▶ _Goal of the exercise_
Reproduce the listing below in its entirety. Change nothing.

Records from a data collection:

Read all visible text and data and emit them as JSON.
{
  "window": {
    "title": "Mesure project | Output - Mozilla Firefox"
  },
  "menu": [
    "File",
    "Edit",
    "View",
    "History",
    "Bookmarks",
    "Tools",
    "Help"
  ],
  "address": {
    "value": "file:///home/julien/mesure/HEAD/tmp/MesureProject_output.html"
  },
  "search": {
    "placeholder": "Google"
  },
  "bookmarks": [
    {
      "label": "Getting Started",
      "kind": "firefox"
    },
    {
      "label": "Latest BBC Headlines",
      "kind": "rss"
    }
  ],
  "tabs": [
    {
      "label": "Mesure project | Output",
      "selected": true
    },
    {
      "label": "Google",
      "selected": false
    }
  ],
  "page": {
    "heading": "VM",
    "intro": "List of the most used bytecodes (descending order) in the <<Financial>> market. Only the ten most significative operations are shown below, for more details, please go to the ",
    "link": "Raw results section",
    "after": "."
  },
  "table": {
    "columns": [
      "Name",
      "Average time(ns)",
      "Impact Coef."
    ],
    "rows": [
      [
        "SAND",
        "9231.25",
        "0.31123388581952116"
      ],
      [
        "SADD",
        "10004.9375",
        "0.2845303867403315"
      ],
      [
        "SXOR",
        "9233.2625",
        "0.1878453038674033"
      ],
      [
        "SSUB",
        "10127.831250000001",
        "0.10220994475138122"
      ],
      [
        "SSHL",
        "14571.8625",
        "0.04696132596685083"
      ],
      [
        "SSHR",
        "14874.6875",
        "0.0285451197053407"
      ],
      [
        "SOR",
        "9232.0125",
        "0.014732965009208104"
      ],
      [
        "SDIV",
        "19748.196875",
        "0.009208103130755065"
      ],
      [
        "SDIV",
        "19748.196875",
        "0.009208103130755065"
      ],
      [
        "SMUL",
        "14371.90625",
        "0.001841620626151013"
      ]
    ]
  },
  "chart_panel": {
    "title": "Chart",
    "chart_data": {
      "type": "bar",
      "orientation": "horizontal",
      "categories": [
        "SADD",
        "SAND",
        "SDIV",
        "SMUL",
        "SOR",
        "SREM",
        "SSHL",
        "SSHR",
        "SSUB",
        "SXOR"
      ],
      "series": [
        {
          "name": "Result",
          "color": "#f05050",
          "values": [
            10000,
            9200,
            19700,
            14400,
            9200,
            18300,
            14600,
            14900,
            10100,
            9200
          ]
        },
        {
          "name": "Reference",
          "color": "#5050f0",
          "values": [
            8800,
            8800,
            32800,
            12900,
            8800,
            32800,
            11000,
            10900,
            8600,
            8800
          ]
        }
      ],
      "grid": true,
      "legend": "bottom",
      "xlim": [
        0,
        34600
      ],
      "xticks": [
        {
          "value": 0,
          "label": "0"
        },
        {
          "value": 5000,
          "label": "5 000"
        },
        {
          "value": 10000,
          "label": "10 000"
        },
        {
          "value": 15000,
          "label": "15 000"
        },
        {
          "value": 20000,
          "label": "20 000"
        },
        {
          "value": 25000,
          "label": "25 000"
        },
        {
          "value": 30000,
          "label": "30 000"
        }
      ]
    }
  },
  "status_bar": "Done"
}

▶ _Complete response_
Read all visible text and data and emit them as JSON.
{
  "window": {
    "title": "Mesure project | Output - Mozilla Firefox"
  },
  "menu": [
    "File",
    "Edit",
    "View",
    "History",
    "Bookmarks",
    "Tools",
    "Help"
  ],
  "address": {
    "value": "file:///home/julien/mesure/HEAD/tmp/MesureProject_output.html"
  },
  "search": {
    "placeholder": "Google"
  },
  "bookmarks": [
    {
      "label": "Getting Started",
      "kind": "firefox"
    },
    {
      "label": "Latest BBC Headlines",
      "kind": "rss"
    }
  ],
  "tabs": [
    {
      "label": "Mesure project | Output",
      "selected": true
    },
    {
      "label": "Google",
      "selected": false
    }
  ],
  "page": {
    "heading": "VM",
    "intro": "List of the most used bytecodes (descending order) in the <<Financial>> market. Only the ten most significative operations are shown below, for more details, please go to the ",
    "link": "Raw results section",
    "after": "."
  },
  "table": {
    "columns": [
      "Name",
      "Average time(ns)",
      "Impact Coef."
    ],
    "rows": [
      [
        "SAND",
        "9231.25",
        "0.31123388581952116"
      ],
      [
        "SADD",
        "10004.9375",
        "0.2845303867403315"
      ],
      [
        "SXOR",
        "9233.2625",
        "0.1878453038674033"
      ],
      [
        "SSUB",
        "10127.831250000001",
        "0.10220994475138122"
      ],
      [
        "SSHL",
        "14571.8625",
        "0.04696132596685083"
      ],
      [
        "SSHR",
        "14874.6875",
        "0.0285451197053407"
      ],
      [
        "SOR",
        "9232.0125",
        "0.014732965009208104"
      ],
      [
        "SDIV",
        "19748.196875",
        "0.009208103130755065"
      ],
      [
        "SDIV",
        "19748.196875",
        "0.009208103130755065"
      ],
      [
        "SMUL",
        "14371.90625",
        "0.001841620626151013"
      ]
    ]
  },
  "chart_panel": {
    "title": "Chart",
    "chart_data": {
      "type": "bar",
      "orientation": "horizontal",
      "categories": [
        "SADD",
        "SAND",
        "SDIV",
        "SMUL",
        "SOR",
        "SREM",
        "SSHL",
        "SSHR",
        "SSUB",
        "SXOR"
      ],
      "series": [
        {
          "name": "Result",
          "color": "#f05050",
          "values": [
            10000,
            9200,
            19700,
            14400,
            9200,
            18300,
            14600,
            14900,
            10100,
            9200
          ]
        },
        {
          "name": "Reference",
          "color": "#5050f0",
          "values": [
            8800,
            8800,
            32800,
            12900,
            8800,
            32800,
            11000,
            10900,
            8600,
            8800
          ]
        }
      ],
      "grid": true,
      "legend": "bottom",
      "xlim": [
        0,
        34600
      ],
      "xticks": [
        {
          "value": 0,
          "label": "0"
        },
        {
          "value": 5000,
          "label": "5 000"
        },
        {
          "value": 10000,
          "label": "10 000"
        },
        {
          "value": 15000,
          "label": "15 000"
        },
        {
          "value": 20000,
          "label": "20 000"
        },
        {
          "value": 25000,
          "label": "25 000"
        },
        {
          "value": 30000,
          "label": "30 000"
        }
      ]
    }
  },
  "status_bar": "Done"
}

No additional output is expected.